From the entries provided below, copy each line that contains the word "eighth".

------

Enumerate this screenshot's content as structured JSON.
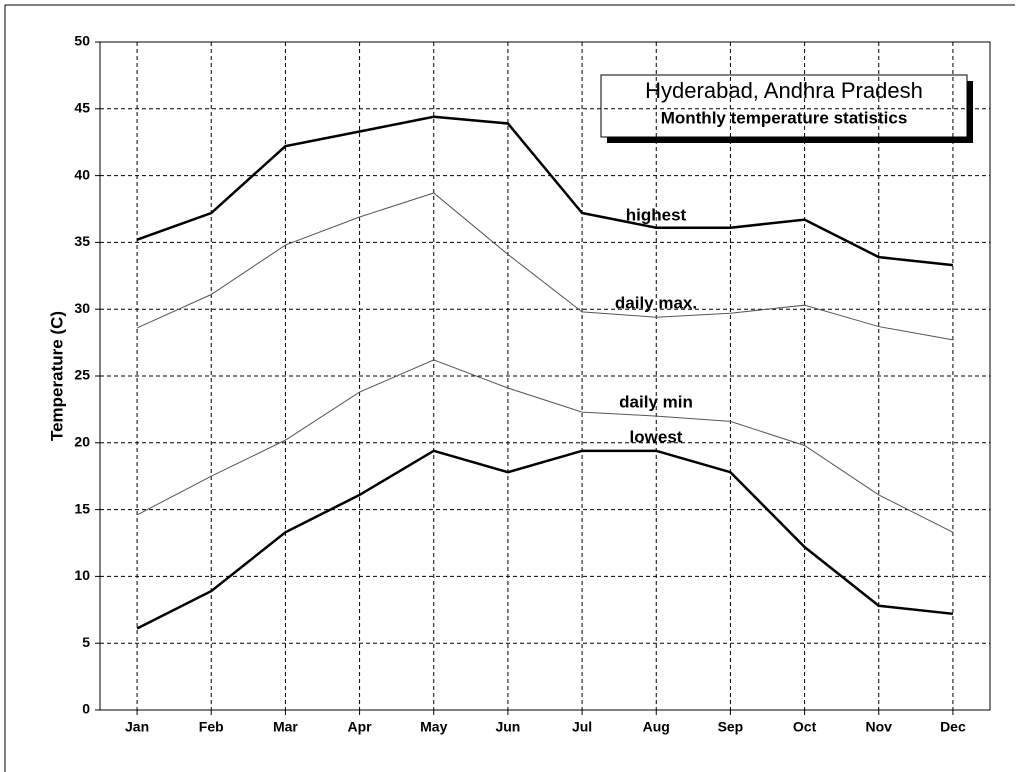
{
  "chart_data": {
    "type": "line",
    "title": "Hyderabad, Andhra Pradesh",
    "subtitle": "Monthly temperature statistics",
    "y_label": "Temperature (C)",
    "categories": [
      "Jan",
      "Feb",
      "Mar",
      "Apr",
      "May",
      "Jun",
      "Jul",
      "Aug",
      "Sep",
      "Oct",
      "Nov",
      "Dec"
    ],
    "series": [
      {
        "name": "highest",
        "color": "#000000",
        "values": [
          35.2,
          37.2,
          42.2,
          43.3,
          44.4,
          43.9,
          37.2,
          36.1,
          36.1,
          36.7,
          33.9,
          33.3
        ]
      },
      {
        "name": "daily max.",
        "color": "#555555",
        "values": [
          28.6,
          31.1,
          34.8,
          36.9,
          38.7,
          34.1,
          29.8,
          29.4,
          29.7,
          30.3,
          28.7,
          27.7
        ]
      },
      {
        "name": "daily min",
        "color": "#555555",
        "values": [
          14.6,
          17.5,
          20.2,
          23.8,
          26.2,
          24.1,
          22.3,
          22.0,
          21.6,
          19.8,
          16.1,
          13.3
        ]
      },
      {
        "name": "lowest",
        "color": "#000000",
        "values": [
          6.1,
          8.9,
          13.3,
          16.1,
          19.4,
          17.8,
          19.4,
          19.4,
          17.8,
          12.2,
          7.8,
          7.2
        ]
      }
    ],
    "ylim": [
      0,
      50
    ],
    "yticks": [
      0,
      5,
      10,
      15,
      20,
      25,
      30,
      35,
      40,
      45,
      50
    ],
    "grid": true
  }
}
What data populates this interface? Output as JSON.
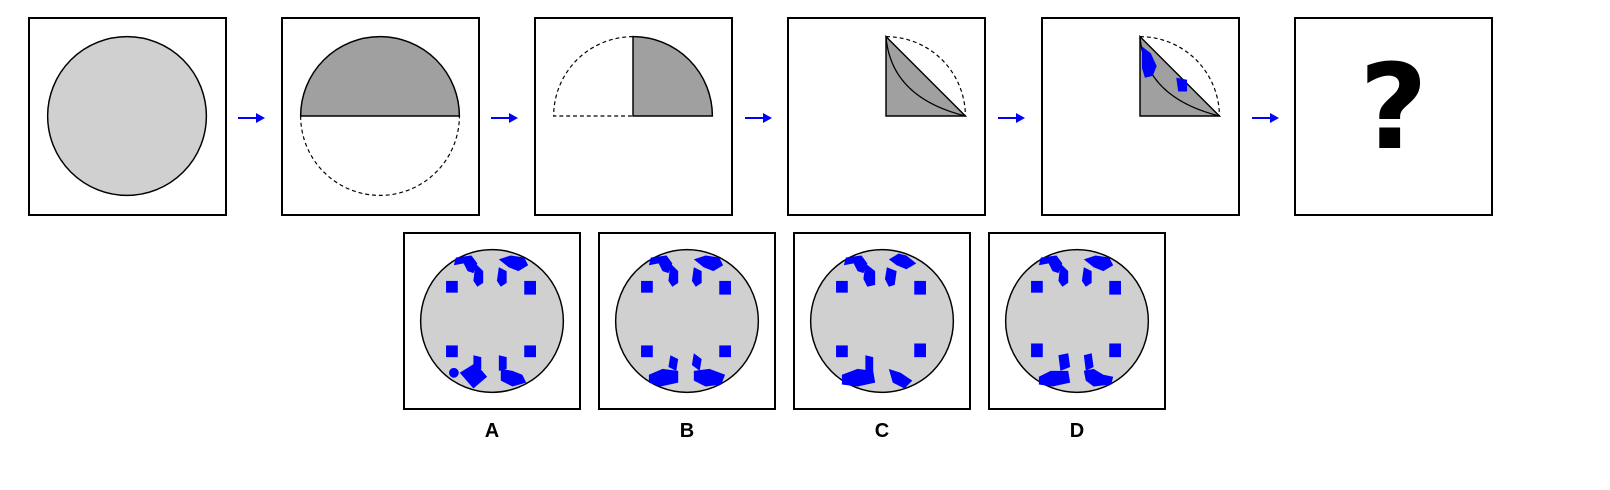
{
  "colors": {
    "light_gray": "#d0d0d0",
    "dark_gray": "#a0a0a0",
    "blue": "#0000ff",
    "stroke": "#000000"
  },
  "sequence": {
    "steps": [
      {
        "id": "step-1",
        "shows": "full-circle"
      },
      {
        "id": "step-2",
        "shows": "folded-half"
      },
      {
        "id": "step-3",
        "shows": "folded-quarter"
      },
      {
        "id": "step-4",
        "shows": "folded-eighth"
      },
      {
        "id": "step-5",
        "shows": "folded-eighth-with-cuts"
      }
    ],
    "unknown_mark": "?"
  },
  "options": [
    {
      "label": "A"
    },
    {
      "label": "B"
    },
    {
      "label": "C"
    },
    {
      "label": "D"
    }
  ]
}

------

**REPLY:**
        "shows": "folded-eighth"
        "shows": "folded-eighth-with-cuts"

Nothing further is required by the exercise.